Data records
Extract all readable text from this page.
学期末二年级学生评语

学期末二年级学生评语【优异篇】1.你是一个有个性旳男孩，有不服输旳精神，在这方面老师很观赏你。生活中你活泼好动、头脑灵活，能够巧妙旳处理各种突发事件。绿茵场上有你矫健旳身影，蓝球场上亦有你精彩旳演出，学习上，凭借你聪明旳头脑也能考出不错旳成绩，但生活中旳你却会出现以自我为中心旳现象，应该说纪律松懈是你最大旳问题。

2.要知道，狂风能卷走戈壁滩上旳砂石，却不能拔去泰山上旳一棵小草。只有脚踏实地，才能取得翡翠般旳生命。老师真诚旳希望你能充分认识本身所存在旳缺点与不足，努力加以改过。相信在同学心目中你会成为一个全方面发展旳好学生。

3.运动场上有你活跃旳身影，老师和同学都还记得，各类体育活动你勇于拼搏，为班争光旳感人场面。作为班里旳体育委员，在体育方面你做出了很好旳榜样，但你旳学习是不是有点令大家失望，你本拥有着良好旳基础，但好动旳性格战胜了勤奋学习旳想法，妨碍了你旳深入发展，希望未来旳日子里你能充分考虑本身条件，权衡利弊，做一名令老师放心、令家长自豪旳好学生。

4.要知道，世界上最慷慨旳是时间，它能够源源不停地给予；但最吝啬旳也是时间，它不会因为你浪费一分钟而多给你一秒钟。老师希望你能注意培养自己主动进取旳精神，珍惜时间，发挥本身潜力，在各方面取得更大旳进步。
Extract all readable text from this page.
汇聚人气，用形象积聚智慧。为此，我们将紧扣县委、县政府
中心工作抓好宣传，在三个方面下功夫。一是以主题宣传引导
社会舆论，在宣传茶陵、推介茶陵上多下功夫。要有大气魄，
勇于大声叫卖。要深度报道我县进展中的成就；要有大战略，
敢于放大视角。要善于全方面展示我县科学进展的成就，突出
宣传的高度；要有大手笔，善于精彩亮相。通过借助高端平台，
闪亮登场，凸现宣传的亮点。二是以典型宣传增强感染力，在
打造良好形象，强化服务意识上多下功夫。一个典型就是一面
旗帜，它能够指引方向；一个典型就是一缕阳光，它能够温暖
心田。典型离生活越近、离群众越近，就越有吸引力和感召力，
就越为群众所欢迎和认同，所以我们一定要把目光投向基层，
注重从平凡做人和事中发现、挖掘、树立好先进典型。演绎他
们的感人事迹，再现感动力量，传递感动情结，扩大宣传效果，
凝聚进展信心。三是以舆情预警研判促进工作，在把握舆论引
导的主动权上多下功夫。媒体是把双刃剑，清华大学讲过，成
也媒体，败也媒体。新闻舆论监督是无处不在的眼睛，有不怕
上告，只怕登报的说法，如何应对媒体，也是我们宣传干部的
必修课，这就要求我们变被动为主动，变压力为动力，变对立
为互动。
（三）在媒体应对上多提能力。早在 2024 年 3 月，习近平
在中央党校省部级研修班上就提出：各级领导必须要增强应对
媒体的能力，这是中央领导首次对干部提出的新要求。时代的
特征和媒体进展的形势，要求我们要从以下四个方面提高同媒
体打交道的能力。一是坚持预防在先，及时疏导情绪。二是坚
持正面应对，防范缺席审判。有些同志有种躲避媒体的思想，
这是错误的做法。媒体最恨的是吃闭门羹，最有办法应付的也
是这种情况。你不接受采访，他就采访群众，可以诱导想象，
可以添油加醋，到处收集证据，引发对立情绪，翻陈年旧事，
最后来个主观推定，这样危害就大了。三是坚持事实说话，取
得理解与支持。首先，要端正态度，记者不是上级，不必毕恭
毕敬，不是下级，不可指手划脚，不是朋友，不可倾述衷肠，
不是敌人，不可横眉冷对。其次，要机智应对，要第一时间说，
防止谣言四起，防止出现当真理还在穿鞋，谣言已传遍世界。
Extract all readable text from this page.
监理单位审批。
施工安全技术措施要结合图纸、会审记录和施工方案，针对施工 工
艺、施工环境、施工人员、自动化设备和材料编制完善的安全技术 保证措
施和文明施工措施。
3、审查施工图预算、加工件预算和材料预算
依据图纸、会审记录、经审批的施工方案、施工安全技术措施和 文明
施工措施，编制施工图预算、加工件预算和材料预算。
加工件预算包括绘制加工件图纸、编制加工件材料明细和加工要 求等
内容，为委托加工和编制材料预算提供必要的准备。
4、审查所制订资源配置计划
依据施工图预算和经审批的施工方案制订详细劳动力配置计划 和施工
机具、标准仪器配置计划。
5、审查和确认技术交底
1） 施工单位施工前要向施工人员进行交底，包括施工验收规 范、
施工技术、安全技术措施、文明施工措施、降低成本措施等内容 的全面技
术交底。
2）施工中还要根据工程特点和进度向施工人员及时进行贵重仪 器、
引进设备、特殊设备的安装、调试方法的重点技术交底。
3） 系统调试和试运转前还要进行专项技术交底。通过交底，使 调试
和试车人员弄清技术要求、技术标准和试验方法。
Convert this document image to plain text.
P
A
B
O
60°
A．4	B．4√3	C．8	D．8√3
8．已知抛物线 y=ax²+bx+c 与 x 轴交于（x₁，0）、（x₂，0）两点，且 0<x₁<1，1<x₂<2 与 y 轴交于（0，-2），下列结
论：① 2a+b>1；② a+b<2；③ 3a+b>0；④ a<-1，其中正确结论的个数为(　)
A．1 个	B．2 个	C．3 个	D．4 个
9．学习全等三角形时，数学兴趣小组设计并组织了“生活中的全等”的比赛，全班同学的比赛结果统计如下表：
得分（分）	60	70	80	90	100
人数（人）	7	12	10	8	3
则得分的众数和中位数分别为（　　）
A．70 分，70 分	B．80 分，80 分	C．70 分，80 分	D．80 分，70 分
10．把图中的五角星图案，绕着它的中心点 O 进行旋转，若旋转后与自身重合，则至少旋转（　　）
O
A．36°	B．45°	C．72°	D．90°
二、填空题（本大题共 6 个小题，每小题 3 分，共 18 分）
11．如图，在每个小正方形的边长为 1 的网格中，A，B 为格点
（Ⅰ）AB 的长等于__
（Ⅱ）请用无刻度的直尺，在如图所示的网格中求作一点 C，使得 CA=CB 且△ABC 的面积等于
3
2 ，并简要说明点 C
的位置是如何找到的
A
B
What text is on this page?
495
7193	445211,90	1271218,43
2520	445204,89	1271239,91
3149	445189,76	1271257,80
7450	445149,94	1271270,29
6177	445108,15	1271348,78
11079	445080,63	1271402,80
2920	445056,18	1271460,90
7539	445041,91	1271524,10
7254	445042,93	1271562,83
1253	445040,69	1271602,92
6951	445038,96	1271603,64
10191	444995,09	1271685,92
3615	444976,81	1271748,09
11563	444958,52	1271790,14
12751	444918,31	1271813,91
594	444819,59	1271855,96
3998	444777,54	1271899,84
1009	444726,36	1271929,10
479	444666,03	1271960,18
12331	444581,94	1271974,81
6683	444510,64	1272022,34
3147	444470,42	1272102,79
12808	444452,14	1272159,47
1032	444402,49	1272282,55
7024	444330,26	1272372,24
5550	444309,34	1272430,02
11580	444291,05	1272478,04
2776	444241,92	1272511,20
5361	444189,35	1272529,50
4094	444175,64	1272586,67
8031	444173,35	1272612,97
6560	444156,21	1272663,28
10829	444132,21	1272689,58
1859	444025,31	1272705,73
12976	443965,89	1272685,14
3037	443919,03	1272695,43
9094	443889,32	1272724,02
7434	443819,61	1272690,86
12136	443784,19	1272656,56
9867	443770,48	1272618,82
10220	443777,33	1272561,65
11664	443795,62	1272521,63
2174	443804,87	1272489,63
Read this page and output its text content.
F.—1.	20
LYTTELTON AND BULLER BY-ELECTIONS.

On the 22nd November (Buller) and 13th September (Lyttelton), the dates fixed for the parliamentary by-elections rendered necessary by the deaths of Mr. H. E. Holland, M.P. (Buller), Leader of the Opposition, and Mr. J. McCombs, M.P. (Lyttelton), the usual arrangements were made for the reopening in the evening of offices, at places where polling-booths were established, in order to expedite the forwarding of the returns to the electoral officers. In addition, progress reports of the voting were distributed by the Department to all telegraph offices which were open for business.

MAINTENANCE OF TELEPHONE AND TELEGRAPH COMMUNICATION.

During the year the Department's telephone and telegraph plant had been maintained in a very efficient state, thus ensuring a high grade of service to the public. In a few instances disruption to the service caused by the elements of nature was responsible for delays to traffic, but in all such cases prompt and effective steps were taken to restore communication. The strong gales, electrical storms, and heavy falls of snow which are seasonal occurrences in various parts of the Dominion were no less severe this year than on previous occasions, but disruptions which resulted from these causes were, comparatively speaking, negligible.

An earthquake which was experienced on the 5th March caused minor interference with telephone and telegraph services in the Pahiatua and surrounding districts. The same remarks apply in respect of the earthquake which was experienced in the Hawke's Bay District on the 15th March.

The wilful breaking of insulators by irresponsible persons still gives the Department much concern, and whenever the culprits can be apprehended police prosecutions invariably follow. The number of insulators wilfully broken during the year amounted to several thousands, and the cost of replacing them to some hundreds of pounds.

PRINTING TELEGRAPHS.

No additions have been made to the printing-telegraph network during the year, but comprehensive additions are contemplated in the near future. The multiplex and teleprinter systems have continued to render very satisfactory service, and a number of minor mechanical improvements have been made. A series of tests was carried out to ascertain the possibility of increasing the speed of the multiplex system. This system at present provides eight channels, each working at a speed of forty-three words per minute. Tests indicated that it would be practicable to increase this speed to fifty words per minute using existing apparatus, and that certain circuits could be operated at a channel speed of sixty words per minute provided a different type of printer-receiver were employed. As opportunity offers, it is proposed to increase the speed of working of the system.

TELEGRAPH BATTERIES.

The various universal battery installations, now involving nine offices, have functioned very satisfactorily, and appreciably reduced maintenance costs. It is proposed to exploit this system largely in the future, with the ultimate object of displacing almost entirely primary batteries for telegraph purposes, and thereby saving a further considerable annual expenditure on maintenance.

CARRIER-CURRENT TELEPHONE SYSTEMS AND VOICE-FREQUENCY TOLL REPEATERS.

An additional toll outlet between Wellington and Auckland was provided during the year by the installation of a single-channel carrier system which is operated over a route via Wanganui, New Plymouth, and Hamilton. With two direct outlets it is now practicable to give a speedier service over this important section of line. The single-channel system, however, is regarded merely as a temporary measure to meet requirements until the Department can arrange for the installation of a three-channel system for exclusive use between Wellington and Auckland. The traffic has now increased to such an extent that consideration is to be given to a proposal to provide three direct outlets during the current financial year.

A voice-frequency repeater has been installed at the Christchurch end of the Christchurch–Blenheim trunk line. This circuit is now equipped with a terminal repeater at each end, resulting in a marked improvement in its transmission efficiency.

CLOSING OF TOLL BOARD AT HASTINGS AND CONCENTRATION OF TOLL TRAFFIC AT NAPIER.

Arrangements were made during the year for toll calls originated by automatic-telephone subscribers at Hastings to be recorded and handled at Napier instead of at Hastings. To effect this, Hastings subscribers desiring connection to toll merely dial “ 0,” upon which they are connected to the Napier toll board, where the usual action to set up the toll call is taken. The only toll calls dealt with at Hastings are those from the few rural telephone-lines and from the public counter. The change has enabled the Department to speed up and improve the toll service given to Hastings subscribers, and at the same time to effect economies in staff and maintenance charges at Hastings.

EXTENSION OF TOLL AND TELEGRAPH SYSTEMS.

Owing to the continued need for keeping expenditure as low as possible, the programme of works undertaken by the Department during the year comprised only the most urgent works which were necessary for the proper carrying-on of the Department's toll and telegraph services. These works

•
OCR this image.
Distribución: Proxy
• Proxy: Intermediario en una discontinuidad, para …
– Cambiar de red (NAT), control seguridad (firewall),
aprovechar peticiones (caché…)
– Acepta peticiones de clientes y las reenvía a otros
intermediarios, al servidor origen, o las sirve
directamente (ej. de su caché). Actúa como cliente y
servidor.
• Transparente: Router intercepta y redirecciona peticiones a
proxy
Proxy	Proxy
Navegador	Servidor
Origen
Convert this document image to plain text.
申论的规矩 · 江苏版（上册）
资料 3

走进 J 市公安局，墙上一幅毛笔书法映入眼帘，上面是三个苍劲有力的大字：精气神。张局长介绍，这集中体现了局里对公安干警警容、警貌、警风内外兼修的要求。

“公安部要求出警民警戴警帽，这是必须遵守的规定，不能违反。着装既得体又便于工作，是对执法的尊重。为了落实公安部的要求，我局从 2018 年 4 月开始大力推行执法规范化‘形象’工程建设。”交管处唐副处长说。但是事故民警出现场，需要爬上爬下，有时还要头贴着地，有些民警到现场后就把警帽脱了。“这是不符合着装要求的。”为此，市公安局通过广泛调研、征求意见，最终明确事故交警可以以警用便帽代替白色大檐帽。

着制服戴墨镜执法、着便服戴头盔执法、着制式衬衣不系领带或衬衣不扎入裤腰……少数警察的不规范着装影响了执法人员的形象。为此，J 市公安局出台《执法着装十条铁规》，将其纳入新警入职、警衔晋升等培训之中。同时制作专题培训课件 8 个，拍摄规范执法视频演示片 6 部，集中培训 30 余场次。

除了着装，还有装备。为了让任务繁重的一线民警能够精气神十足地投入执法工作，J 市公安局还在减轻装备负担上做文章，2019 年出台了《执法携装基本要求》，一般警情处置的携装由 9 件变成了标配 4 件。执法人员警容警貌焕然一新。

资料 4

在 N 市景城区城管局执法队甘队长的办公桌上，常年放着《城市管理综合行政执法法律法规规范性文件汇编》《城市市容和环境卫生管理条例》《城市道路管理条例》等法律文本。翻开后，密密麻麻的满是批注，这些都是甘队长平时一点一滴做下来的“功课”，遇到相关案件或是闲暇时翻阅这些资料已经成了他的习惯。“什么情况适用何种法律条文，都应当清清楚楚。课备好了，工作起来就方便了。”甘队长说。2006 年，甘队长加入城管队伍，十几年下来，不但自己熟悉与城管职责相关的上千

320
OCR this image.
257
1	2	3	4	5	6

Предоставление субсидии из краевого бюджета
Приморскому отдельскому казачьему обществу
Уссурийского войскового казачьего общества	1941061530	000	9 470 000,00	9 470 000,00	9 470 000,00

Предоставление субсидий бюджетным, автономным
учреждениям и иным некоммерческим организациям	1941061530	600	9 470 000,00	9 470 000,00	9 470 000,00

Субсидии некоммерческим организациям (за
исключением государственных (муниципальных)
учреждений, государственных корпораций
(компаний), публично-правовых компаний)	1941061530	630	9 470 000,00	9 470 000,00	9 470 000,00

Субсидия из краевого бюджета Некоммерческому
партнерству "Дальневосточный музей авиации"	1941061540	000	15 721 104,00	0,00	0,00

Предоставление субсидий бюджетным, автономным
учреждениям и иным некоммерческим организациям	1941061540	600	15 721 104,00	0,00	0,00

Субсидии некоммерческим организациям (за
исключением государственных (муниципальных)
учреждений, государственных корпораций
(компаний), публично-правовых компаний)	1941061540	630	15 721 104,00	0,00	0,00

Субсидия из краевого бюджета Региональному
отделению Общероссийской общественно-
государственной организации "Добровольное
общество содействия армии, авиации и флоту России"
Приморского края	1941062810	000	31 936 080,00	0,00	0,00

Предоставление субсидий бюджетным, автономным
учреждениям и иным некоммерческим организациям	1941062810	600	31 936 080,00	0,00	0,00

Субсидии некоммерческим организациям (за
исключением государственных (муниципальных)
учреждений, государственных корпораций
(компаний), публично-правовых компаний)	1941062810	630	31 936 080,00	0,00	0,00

*What you should do*. Gather each line of the listing containing the word "学期末二年级学生评语" and show it.

*Written answer*.
学期末二年级学生评语
学期末二年级学生评语【优异篇】1.你是一个有个性旳男孩，有不服输旳精神，在这方面老师很观赏你。生活中你活泼好动、头脑灵活，能够巧妙旳处理各种突发事件。绿茵场上有你矫健旳身影，蓝球场上亦有你精彩旳演出，学习上，凭借你聪明旳头脑也能考出不错旳成绩，但生活中旳你却会出现以自我为中心旳现象，应该说纪律松懈是你最大旳问题。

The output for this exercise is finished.